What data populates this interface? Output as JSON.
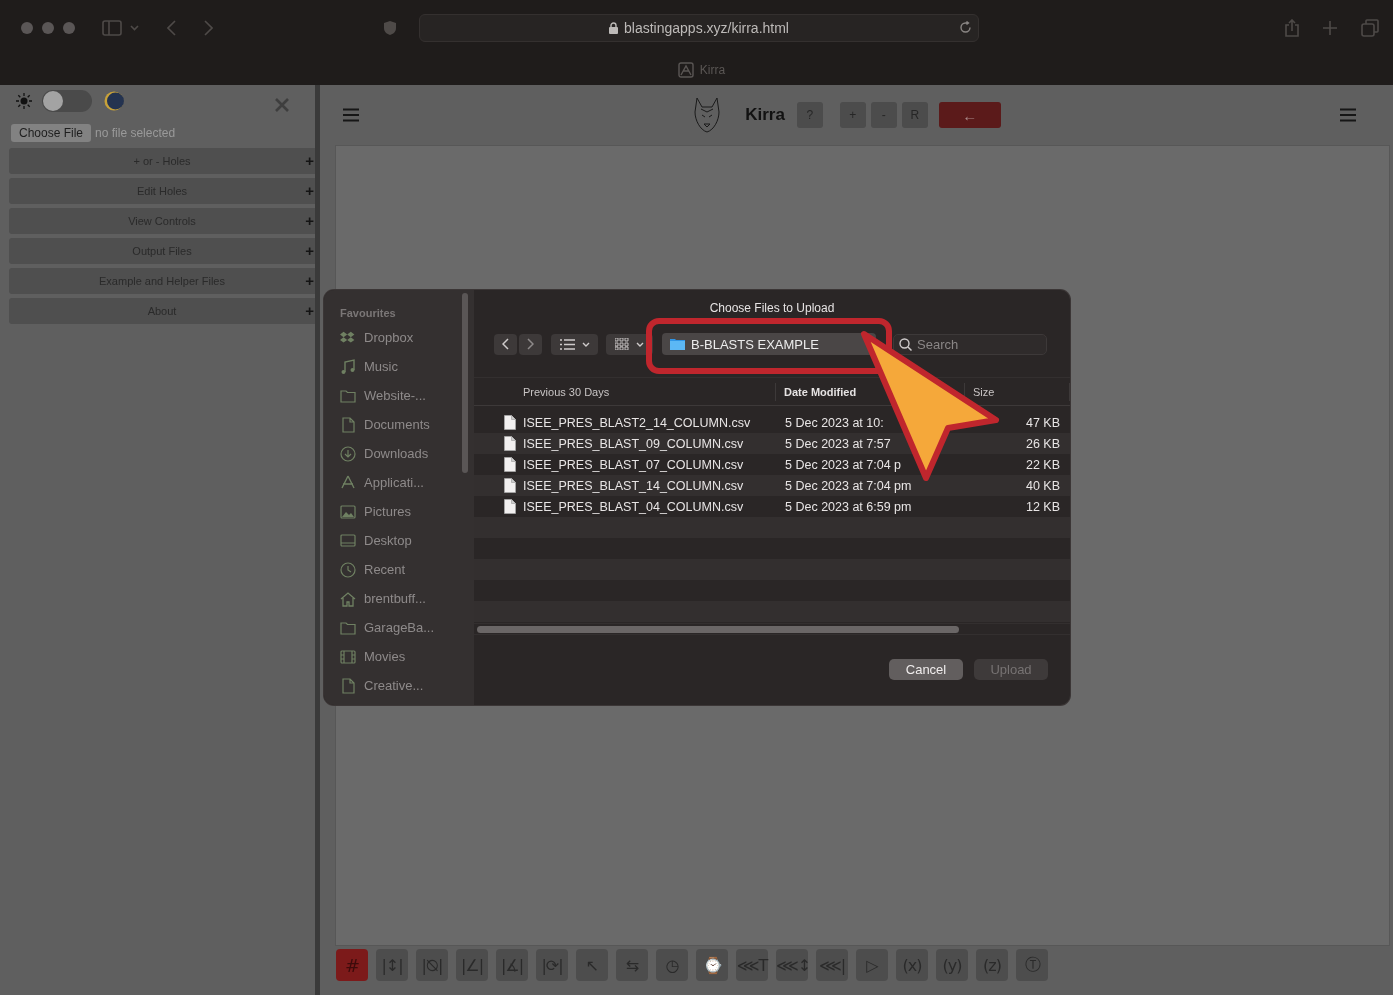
{
  "browser": {
    "url": "blastingapps.xyz/kirra.html",
    "tab_title": "Kirra"
  },
  "sidebar": {
    "theme_toggle": {
      "on": false
    },
    "file_button": "Choose File",
    "file_status": "no file selected",
    "sections": [
      {
        "label": "+ or - Holes",
        "expand": "+"
      },
      {
        "label": "Edit Holes",
        "expand": "+"
      },
      {
        "label": "View Controls",
        "expand": "+"
      },
      {
        "label": "Output Files",
        "expand": "+"
      },
      {
        "label": "Example and Helper Files",
        "expand": "+"
      },
      {
        "label": "About",
        "expand": "+"
      }
    ]
  },
  "header": {
    "title": "Kirra",
    "buttons": [
      {
        "label": "?",
        "kind": "plain"
      },
      {
        "label": "+",
        "kind": "plain"
      },
      {
        "label": "-",
        "kind": "plain"
      },
      {
        "label": "R",
        "kind": "plain"
      },
      {
        "label": "←",
        "kind": "danger"
      }
    ]
  },
  "toolbar": [
    {
      "label": "#",
      "selected": true
    },
    {
      "label": "|↕|",
      "selected": false
    },
    {
      "label": "|⦰|",
      "selected": false
    },
    {
      "label": "|∠|",
      "selected": false
    },
    {
      "label": "|∡|",
      "selected": false
    },
    {
      "label": "|⟳|",
      "selected": false
    },
    {
      "label": "↖",
      "selected": false
    },
    {
      "label": "⇆",
      "selected": false
    },
    {
      "label": "◷",
      "selected": false
    },
    {
      "label": "⌚",
      "selected": false
    },
    {
      "label": "⋘T",
      "selected": false
    },
    {
      "label": "⋘↕",
      "selected": false
    },
    {
      "label": "⋘|",
      "selected": false
    },
    {
      "label": "▷",
      "selected": false
    },
    {
      "label": "(x)",
      "selected": false
    },
    {
      "label": "(y)",
      "selected": false
    },
    {
      "label": "(z)",
      "selected": false
    },
    {
      "label": "Ⓣ",
      "selected": false
    }
  ],
  "dialog": {
    "title": "Choose Files to Upload",
    "location": "B-BLASTS EXAMPLE",
    "search": {
      "placeholder": "Search"
    },
    "sidebar": {
      "heading": "Favourites",
      "items": [
        {
          "label": "Dropbox",
          "kind": "dropbox"
        },
        {
          "label": "Music",
          "kind": "music"
        },
        {
          "label": "Website-...",
          "kind": "folder"
        },
        {
          "label": "Documents",
          "kind": "document"
        },
        {
          "label": "Downloads",
          "kind": "download"
        },
        {
          "label": "Applicati...",
          "kind": "apps"
        },
        {
          "label": "Pictures",
          "kind": "picture"
        },
        {
          "label": "Desktop",
          "kind": "desktop"
        },
        {
          "label": "Recent",
          "kind": "recent"
        },
        {
          "label": "brentbuff...",
          "kind": "home"
        },
        {
          "label": "GarageBa...",
          "kind": "folder"
        },
        {
          "label": "Movies",
          "kind": "movies"
        },
        {
          "label": "Creative...",
          "kind": "document"
        }
      ]
    },
    "columns": [
      "Previous 30 Days",
      "Date Modified",
      "Size"
    ],
    "rows": [
      {
        "name": "ISEE_PRES_BLAST2_14_COLUMN.csv",
        "date": "5 Dec 2023 at 10:",
        "size": "47 KB"
      },
      {
        "name": "ISEE_PRES_BLAST_09_COLUMN.csv",
        "date": "5 Dec 2023 at 7:57",
        "size": "26 KB"
      },
      {
        "name": "ISEE_PRES_BLAST_07_COLUMN.csv",
        "date": "5 Dec 2023 at 7:04 p",
        "size": "22 KB"
      },
      {
        "name": "ISEE_PRES_BLAST_14_COLUMN.csv",
        "date": "5 Dec 2023 at 7:04 pm",
        "size": "40 KB"
      },
      {
        "name": "ISEE_PRES_BLAST_04_COLUMN.csv",
        "date": "5 Dec 2023 at 6:59 pm",
        "size": "12 KB"
      }
    ],
    "buttons": [
      {
        "label": "Cancel",
        "disabled": false
      },
      {
        "label": "Upload",
        "disabled": true
      }
    ]
  }
}
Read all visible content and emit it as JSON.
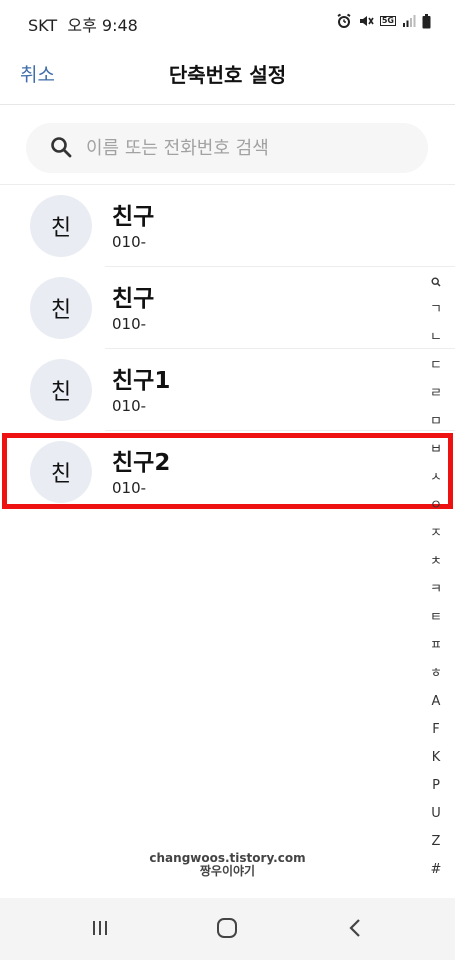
{
  "status": {
    "carrier": "SKT",
    "time": "오후 9:48",
    "network": "5G"
  },
  "header": {
    "cancel_label": "취소",
    "title": "단축번호 설정"
  },
  "search": {
    "placeholder": "이름 또는 전화번호 검색",
    "value": ""
  },
  "contacts": [
    {
      "avatar": "친",
      "name": "친구",
      "number": "010-"
    },
    {
      "avatar": "친",
      "name": "친구",
      "number": "010-"
    },
    {
      "avatar": "친",
      "name": "친구1",
      "number": "010-"
    },
    {
      "avatar": "친",
      "name": "친구2",
      "number": "010-",
      "highlighted": true
    }
  ],
  "index_bar": [
    "ㄱ",
    "ㄴ",
    "ㄷ",
    "ㄹ",
    "ㅁ",
    "ㅂ",
    "ㅅ",
    "ㅇ",
    "ㅈ",
    "ㅊ",
    "ㅋ",
    "ㅌ",
    "ㅍ",
    "ㅎ",
    "A",
    "F",
    "K",
    "P",
    "U",
    "Z",
    "#"
  ],
  "watermark": {
    "line1": "changwoos.tistory.com",
    "line2": "짱우이야기"
  },
  "colors": {
    "accent": "#3f6ea8",
    "highlight_border": "#ee1111",
    "avatar_bg": "#e9edf3"
  },
  "icons": {
    "search": "search-icon",
    "alarm": "alarm-icon",
    "mute": "mute-icon",
    "signal": "signal-icon",
    "battery": "battery-icon",
    "recent_apps": "recent-apps-icon",
    "home": "home-icon",
    "back": "back-icon"
  }
}
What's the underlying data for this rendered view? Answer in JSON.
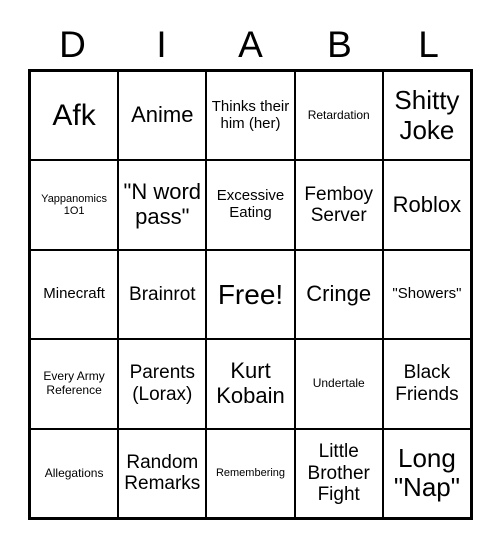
{
  "card": {
    "title_letters": [
      "D",
      "I",
      "A",
      "B",
      "L"
    ],
    "free_space_label": "Free!",
    "rows": [
      [
        {
          "label": "Afk",
          "size": "fs-xxl"
        },
        {
          "label": "Anime",
          "size": "fs-lg"
        },
        {
          "label": "Thinks their him (her)",
          "size": "fs-sm"
        },
        {
          "label": "Retardation",
          "size": "fs-xs"
        },
        {
          "label": "Shitty Joke",
          "size": "fs-xl"
        }
      ],
      [
        {
          "label": "Yappanomics 1O1",
          "size": "fs-xxs"
        },
        {
          "label": "\"N word pass\"",
          "size": "fs-lg"
        },
        {
          "label": "Excessive Eating",
          "size": "fs-sm"
        },
        {
          "label": "Femboy Server",
          "size": "fs-md"
        },
        {
          "label": "Roblox",
          "size": "fs-lg"
        }
      ],
      [
        {
          "label": "Minecraft",
          "size": "fs-sm"
        },
        {
          "label": "Brainrot",
          "size": "fs-md"
        },
        {
          "label": "Free!",
          "size": "free"
        },
        {
          "label": "Cringe",
          "size": "fs-lg"
        },
        {
          "label": "\"Showers\"",
          "size": "fs-sm"
        }
      ],
      [
        {
          "label": "Every Army Reference",
          "size": "fs-xs"
        },
        {
          "label": "Parents (Lorax)",
          "size": "fs-md"
        },
        {
          "label": "Kurt Kobain",
          "size": "fs-lg"
        },
        {
          "label": "Undertale",
          "size": "fs-xs"
        },
        {
          "label": "Black Friends",
          "size": "fs-md"
        }
      ],
      [
        {
          "label": "Allegations",
          "size": "fs-xs"
        },
        {
          "label": "Random Remarks",
          "size": "fs-md"
        },
        {
          "label": "Remembering",
          "size": "fs-xxs"
        },
        {
          "label": "Little Brother Fight",
          "size": "fs-md"
        },
        {
          "label": "Long \"Nap\"",
          "size": "fs-xl"
        }
      ]
    ]
  },
  "colors": {
    "grid_line": "#000000",
    "text": "#000000",
    "background": "#ffffff"
  }
}
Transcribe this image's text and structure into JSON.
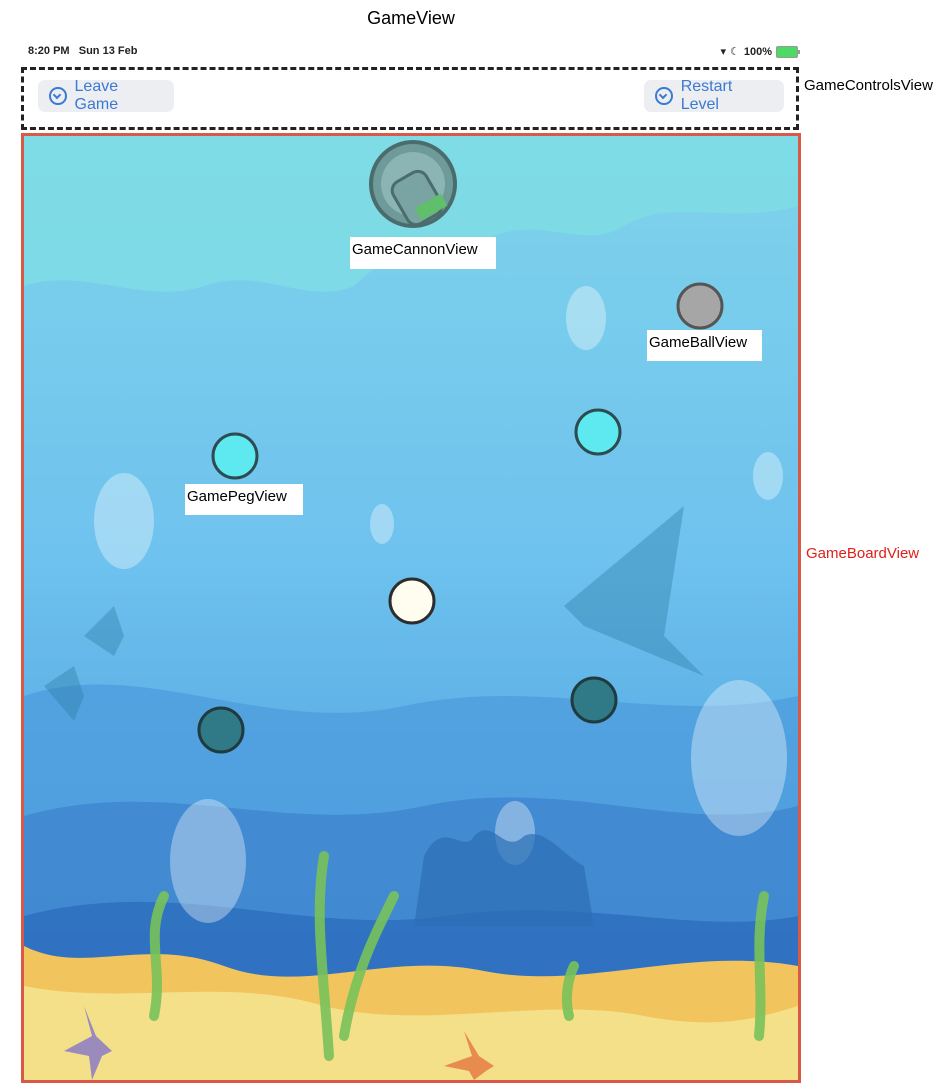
{
  "page": {
    "title": "GameView"
  },
  "status_bar": {
    "time": "8:20 PM",
    "date": "Sun 13 Feb",
    "battery": "100%"
  },
  "controls": {
    "label": "GameControlsView",
    "leave_label": "Leave Game",
    "restart_label": "Restart Level"
  },
  "board": {
    "label": "GameBoardView",
    "cannon_tag": "GameCannonView",
    "ball_tag": "GameBallView",
    "peg_tag": "GamePegView"
  },
  "colors": {
    "accent": "#3b7ad3",
    "board_border": "#d85a46",
    "peg_cyan": "#5ee8f0",
    "peg_dark": "#2f7a86",
    "peg_white": "#fffcf0",
    "ball_gray": "#a6a6a6"
  }
}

* * *

WHAT IS NEEDED: Pick out each line containing the string "data" and copy it.

REPLY:
What data populates this interface? Output as JSON.
What's the underlying data for this rendered view? Answer in JSON.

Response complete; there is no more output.